• _Exercise task_
Pictures don't belong in the copy; print all the records exactly.

— start Dataset rows —

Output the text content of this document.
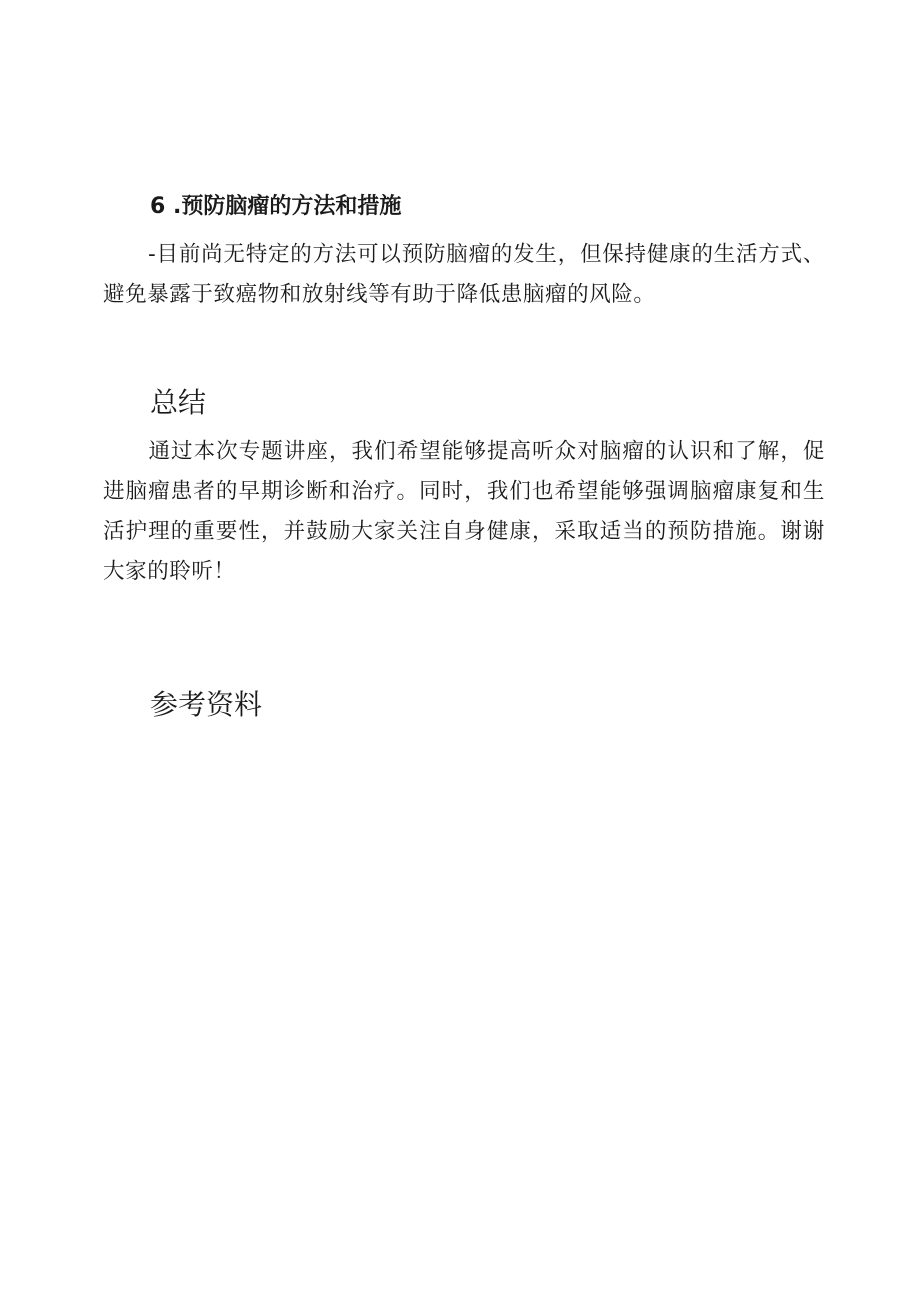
6 .预防脑瘤的方法和措施

-目前尚无特定的方法可以预防脑瘤的发生，但保持健康的生活方式、避免暴露于致癌物和放射线等有助于降低患脑瘤的风险。

总结

通过本次专题讲座，我们希望能够提高听众对脑瘤的认识和了解，促进脑瘤患者的早期诊断和治疗。同时，我们也希望能够强调脑瘤康复和生活护理的重要性，并鼓励大家关注自身健康，采取适当的预防措施。谢谢大家的聆听！

参考资料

— end Dataset rows —

• _Answer to the task_
Output the text content of this document.
6 .预防脑瘤的方法和措施

-目前尚无特定的方法可以预防脑瘤的发生，但保持健康的生活方式、避免暴露于致癌物和放射线等有助于降低患脑瘤的风险。

总结

通过本次专题讲座，我们希望能够提高听众对脑瘤的认识和了解，促进脑瘤患者的早期诊断和治疗。同时，我们也希望能够强调脑瘤康复和生活护理的重要性，并鼓励大家关注自身健康，采取适当的预防措施。谢谢大家的聆听！

参考资料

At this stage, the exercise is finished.